### ENTRIES SHOWN
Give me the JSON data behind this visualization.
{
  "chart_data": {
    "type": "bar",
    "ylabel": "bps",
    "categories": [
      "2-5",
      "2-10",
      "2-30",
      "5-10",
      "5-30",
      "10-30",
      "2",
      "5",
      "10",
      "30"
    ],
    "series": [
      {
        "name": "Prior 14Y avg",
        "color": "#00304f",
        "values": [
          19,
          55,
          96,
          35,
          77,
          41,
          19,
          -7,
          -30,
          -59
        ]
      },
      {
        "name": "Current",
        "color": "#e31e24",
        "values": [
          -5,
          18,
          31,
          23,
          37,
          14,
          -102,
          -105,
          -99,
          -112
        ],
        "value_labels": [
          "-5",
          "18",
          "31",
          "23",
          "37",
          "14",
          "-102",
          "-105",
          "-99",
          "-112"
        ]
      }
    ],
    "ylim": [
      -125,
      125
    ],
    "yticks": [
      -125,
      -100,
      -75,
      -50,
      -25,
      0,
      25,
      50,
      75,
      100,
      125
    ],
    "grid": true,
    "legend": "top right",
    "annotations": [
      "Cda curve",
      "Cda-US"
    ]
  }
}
######
### ENTRIES SHOWN
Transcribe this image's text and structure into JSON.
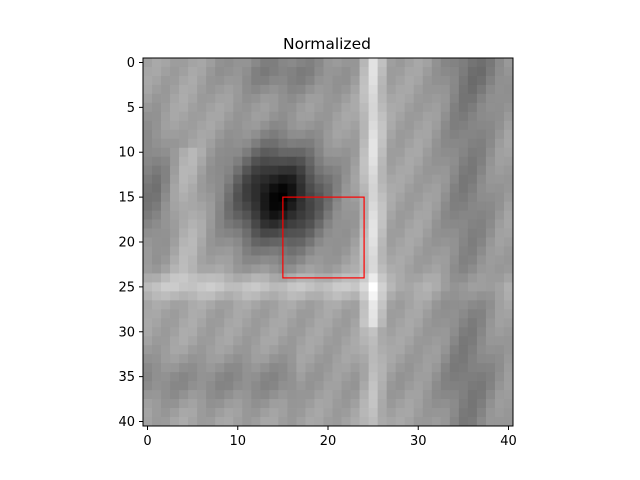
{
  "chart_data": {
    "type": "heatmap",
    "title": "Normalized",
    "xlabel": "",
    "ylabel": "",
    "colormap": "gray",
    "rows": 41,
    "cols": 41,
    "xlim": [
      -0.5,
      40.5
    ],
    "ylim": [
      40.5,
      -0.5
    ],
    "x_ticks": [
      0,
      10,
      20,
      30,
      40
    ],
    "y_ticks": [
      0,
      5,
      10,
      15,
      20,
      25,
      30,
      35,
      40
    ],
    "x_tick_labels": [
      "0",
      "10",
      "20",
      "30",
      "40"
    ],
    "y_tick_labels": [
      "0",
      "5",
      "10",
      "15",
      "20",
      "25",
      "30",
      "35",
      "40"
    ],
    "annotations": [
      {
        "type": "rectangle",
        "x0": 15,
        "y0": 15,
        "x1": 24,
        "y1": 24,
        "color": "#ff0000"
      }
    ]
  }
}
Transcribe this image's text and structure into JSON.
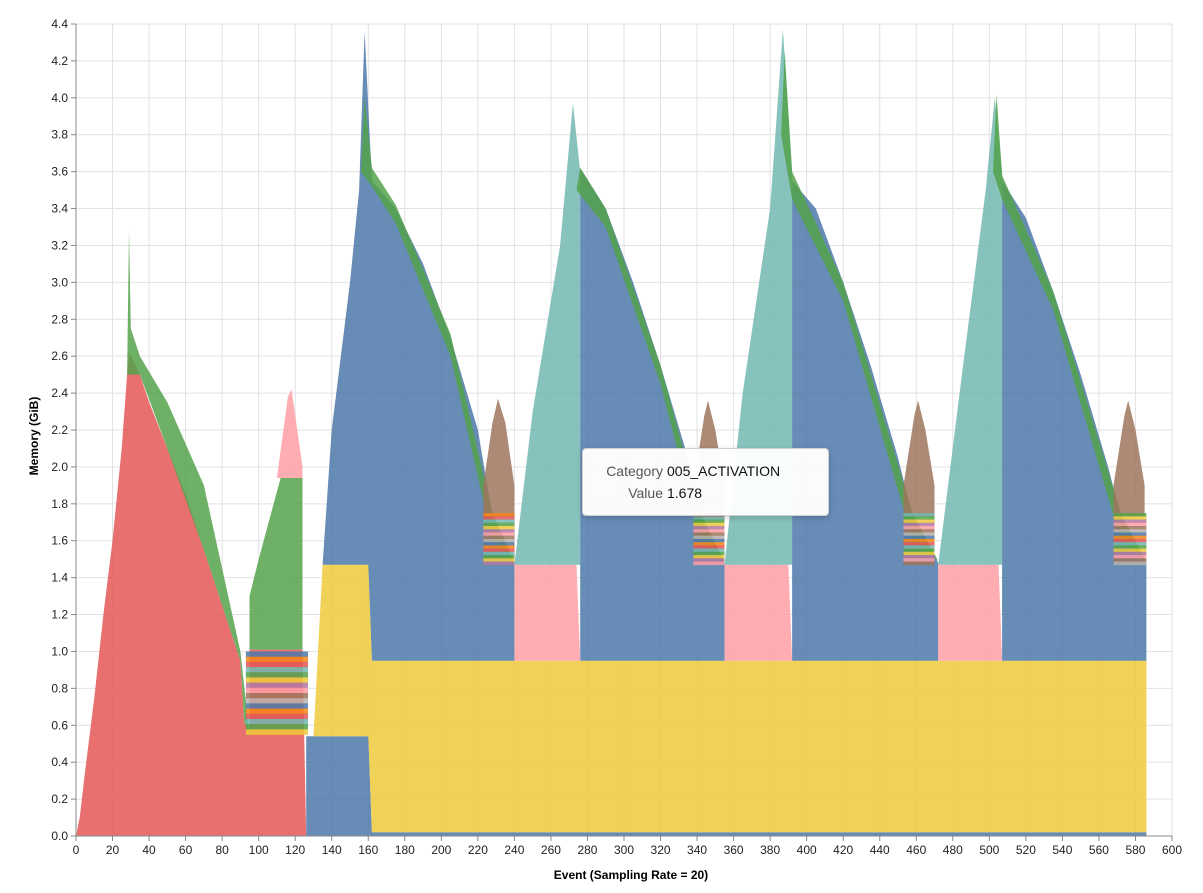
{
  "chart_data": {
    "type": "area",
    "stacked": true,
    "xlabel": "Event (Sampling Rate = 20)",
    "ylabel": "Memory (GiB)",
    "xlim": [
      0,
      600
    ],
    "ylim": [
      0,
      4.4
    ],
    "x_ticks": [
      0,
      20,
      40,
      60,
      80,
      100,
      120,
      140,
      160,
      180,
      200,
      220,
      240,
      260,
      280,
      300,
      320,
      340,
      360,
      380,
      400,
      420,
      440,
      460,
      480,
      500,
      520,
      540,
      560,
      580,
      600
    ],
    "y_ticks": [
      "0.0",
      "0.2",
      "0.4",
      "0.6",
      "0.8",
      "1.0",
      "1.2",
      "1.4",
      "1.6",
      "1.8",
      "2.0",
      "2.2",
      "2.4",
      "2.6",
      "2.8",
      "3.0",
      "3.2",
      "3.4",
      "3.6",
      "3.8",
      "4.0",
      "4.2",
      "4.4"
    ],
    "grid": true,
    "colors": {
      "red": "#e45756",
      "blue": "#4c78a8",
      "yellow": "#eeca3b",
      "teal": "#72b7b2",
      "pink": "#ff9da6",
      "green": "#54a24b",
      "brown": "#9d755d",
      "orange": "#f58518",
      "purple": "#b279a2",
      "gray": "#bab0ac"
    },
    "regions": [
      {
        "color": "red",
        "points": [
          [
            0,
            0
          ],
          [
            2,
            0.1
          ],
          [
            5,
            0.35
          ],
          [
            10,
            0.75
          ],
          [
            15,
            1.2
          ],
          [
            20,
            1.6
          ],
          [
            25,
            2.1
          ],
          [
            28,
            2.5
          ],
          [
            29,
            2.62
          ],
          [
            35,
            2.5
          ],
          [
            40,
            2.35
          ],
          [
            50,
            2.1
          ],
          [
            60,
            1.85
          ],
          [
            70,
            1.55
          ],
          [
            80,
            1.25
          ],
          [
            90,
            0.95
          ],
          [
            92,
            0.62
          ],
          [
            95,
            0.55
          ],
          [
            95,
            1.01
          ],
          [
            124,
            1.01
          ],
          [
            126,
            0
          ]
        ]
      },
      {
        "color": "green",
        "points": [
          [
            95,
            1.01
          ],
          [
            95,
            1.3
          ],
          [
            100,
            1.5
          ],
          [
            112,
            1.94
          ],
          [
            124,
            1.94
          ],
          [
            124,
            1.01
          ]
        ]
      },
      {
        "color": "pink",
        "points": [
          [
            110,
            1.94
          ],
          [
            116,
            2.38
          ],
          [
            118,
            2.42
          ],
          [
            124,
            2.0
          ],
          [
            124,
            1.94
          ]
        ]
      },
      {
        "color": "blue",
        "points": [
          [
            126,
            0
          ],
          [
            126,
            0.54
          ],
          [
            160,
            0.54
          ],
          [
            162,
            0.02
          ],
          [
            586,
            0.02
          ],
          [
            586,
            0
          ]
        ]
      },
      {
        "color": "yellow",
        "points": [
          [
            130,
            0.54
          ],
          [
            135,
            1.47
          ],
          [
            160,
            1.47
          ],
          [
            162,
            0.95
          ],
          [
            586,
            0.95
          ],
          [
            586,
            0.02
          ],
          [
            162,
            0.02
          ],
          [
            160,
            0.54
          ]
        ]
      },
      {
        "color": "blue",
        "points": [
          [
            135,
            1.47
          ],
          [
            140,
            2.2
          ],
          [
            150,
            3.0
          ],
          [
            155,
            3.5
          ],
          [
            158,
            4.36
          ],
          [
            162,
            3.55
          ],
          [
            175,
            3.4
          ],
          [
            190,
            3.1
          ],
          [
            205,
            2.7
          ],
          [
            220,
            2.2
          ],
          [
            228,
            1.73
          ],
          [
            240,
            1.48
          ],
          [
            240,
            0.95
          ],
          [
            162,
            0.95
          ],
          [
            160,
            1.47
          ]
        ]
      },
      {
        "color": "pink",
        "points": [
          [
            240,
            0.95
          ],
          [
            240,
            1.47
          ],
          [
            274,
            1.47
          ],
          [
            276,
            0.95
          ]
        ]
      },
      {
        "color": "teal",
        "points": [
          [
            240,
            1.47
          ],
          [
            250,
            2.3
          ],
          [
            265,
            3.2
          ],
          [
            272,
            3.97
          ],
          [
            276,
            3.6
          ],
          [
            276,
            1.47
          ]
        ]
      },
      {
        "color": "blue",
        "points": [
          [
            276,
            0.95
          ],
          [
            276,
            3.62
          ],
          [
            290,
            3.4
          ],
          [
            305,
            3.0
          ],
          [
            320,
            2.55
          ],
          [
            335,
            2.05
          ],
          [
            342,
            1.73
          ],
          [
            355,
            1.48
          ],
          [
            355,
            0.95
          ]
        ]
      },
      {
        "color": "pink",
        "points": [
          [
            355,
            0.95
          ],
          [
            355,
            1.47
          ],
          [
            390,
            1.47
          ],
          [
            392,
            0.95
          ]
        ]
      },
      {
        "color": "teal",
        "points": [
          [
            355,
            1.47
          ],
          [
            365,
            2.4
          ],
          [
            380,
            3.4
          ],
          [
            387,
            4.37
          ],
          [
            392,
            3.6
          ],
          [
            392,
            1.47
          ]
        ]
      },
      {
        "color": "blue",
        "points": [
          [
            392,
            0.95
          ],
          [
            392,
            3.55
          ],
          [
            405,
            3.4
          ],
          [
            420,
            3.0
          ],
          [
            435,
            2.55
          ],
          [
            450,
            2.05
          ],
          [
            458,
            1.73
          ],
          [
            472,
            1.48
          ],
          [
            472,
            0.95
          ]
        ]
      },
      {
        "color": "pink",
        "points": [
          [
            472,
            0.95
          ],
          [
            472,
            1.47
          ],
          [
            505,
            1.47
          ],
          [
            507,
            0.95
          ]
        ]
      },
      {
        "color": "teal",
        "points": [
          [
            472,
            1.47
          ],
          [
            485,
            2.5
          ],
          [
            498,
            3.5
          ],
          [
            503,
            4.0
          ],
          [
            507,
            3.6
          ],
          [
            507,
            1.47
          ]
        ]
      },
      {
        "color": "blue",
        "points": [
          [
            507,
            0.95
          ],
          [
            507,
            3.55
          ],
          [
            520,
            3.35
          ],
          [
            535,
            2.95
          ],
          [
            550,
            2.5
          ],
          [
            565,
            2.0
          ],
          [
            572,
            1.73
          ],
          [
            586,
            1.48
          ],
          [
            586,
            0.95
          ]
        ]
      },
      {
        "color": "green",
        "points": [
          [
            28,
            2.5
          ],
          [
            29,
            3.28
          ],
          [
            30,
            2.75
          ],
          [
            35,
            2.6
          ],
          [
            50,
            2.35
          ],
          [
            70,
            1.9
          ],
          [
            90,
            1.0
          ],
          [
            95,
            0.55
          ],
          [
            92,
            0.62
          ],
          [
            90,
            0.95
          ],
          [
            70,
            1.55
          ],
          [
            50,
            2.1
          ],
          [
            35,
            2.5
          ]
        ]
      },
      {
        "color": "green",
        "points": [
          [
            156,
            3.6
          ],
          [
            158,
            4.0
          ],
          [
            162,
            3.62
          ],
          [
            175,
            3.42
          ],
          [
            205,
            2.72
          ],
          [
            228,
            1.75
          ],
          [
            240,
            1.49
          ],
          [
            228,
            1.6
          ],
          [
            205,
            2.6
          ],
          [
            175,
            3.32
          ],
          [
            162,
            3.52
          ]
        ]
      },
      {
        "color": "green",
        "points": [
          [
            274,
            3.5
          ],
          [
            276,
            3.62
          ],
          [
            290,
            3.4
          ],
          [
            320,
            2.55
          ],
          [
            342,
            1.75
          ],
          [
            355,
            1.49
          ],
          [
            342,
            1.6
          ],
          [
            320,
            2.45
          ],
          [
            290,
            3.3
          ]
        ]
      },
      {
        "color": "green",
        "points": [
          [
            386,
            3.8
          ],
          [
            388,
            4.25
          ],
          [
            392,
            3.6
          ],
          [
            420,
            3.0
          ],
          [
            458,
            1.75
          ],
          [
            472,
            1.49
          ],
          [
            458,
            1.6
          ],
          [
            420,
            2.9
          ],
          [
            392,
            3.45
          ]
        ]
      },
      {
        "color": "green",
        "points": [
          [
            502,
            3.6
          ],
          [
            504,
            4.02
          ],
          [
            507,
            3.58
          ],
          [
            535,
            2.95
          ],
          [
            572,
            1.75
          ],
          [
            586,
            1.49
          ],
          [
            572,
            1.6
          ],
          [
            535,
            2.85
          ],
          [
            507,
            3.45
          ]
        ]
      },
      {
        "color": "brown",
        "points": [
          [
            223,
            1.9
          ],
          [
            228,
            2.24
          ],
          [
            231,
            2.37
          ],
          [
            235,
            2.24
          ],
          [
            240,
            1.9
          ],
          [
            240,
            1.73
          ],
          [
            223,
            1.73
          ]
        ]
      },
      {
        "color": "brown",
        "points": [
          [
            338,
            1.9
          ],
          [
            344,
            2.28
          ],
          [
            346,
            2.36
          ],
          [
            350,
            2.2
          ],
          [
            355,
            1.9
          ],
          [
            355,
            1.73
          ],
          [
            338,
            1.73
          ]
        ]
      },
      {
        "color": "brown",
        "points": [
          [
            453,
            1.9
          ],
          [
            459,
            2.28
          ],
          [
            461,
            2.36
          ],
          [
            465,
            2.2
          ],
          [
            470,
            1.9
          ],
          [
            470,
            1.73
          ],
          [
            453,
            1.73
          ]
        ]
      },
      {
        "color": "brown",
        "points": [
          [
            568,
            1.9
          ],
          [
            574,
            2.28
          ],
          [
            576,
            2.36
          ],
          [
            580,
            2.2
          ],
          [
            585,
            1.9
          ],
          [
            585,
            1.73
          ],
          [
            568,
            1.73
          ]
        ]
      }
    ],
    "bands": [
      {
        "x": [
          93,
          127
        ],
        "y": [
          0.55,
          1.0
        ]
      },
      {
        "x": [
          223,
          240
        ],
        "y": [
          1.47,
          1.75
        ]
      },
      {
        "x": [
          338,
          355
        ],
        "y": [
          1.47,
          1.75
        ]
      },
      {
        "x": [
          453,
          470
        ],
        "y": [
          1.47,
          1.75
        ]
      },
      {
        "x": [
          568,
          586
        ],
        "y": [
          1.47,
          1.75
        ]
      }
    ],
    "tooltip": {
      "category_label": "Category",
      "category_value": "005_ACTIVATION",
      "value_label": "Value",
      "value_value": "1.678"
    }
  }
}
######
Return each full line of the entries that contains the word "type".

== SOLUTION FOR THIS PROBLEM ==
    "type": "bar",
    "type": "heatmap",
        "type": "rectangle",
    "type": "area",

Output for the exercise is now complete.